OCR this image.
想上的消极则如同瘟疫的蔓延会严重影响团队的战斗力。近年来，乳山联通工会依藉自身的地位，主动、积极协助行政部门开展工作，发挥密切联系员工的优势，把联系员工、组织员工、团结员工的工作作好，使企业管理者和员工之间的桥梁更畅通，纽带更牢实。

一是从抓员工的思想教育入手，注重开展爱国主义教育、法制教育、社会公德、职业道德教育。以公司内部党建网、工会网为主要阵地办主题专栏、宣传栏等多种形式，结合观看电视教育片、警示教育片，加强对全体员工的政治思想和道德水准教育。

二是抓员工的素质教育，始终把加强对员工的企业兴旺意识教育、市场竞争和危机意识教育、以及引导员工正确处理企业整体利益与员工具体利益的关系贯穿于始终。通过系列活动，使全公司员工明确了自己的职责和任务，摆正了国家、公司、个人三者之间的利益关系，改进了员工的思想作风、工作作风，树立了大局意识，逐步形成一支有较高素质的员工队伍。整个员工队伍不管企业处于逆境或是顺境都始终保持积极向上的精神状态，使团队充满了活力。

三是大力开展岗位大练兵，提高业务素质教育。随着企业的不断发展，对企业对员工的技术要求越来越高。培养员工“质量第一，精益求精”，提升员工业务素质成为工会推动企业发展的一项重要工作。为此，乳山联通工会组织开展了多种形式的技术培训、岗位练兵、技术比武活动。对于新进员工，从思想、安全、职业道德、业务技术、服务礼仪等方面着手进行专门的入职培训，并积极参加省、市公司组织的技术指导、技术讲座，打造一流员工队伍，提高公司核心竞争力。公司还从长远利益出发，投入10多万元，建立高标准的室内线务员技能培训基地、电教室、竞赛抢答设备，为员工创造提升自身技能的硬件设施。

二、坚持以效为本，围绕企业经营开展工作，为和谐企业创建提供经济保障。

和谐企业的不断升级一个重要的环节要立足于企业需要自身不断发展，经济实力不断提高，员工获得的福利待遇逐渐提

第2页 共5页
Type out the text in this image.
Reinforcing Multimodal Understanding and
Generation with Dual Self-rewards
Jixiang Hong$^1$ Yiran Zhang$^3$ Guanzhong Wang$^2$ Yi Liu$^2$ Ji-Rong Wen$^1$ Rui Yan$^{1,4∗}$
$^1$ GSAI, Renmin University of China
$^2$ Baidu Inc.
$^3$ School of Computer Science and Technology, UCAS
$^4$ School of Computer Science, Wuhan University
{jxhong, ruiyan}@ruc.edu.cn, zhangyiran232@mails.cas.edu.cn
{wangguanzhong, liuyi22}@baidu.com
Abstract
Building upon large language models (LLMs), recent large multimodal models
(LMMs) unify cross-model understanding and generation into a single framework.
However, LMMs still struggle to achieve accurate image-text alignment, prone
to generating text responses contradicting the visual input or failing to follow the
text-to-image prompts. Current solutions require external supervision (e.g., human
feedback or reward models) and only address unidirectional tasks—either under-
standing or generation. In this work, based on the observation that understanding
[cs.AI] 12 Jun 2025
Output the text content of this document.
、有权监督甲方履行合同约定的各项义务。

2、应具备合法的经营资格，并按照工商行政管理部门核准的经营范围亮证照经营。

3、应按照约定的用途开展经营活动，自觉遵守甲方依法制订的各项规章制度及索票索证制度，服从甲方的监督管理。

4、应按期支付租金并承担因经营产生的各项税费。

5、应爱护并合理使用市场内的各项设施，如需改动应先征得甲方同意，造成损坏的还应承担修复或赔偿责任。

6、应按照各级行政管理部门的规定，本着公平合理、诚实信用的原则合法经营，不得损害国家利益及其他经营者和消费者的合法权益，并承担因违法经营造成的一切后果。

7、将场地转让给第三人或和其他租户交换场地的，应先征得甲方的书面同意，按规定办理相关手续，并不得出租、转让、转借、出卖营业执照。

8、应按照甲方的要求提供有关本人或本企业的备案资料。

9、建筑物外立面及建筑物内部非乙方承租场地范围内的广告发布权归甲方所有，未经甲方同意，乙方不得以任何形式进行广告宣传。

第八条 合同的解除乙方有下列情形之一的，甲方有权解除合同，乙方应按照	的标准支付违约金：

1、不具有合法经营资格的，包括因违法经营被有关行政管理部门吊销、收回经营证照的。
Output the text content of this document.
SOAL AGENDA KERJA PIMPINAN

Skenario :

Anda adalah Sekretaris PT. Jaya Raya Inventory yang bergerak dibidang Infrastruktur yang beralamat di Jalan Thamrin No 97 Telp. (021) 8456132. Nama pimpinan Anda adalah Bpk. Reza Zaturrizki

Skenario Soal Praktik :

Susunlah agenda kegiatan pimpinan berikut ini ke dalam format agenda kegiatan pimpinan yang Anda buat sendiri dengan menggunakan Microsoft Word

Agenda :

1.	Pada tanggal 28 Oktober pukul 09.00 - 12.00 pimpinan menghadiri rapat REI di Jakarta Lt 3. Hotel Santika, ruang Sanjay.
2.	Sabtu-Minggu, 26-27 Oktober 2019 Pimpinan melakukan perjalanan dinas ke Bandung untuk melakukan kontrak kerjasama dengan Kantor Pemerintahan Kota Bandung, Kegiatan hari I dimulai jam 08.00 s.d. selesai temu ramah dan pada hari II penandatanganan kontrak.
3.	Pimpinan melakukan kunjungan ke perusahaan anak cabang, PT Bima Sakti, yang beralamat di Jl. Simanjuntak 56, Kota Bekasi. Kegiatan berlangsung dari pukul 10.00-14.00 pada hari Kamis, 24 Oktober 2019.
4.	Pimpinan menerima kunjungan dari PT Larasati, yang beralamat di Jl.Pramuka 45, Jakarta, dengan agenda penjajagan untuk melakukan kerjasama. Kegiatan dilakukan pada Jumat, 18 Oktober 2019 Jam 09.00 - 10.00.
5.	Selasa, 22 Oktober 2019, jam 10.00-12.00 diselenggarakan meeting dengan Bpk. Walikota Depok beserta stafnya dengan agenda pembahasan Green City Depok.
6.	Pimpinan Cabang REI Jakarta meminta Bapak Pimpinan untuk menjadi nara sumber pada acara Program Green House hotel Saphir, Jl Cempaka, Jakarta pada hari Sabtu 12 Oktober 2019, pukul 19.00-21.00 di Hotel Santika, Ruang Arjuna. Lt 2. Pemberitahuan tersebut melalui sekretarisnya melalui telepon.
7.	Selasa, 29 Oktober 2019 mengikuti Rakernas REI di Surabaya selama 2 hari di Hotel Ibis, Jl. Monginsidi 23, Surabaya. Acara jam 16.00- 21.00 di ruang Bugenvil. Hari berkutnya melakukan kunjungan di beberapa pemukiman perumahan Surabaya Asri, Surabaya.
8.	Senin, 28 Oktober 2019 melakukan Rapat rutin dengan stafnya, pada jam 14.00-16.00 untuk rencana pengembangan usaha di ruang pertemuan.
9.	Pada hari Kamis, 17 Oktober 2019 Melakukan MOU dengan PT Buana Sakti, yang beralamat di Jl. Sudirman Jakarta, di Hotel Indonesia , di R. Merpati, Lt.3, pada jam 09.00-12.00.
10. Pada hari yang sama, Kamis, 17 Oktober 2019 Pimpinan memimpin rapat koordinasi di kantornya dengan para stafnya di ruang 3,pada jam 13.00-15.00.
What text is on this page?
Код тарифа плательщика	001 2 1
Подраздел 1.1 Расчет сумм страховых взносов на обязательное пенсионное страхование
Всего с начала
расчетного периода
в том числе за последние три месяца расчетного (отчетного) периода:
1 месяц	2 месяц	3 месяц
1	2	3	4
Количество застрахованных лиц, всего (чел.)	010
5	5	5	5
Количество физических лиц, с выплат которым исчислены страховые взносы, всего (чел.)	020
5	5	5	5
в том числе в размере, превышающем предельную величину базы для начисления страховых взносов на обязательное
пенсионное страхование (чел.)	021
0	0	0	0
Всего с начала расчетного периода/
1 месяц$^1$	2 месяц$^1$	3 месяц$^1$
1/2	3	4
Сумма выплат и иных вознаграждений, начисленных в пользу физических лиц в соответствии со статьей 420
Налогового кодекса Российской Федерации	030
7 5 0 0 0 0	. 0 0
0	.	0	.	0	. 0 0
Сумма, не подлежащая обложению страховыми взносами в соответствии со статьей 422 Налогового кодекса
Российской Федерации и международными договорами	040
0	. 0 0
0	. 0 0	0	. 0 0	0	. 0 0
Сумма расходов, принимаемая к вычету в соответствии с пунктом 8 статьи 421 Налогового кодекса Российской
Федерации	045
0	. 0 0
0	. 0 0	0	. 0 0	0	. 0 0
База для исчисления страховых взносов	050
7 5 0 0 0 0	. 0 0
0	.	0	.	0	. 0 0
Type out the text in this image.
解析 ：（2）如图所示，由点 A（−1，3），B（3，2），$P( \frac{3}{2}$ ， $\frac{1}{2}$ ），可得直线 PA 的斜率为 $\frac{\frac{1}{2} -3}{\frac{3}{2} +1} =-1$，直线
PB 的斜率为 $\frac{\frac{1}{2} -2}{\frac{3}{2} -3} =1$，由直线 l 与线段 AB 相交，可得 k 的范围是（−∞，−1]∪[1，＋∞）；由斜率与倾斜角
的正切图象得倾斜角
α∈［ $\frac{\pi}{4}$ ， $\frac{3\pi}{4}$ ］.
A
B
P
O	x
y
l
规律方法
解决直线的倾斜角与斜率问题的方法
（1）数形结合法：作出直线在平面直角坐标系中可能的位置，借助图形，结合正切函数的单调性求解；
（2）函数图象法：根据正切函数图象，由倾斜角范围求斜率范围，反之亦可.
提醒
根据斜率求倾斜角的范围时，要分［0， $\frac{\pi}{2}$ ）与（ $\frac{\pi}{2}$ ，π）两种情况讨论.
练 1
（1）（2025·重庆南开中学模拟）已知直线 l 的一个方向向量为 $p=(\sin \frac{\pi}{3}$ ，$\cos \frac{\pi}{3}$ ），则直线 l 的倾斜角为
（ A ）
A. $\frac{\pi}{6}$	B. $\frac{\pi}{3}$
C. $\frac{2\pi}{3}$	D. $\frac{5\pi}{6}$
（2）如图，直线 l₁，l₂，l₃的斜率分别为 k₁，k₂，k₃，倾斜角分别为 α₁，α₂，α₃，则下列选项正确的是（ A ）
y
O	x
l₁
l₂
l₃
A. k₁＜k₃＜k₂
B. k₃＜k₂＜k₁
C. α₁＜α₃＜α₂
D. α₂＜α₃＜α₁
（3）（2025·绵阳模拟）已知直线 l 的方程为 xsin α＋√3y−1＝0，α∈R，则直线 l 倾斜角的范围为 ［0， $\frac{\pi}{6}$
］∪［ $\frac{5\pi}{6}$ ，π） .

-*-

• TASK OBJECTIVE: Scan the records for the string "пенсионное". Copy each line in which it appears.

• THE SOLUTION:
Подраздел 1.1 Расчет сумм страховых взносов на обязательное пенсионное страхование
пенсионное страхование (чел.)	021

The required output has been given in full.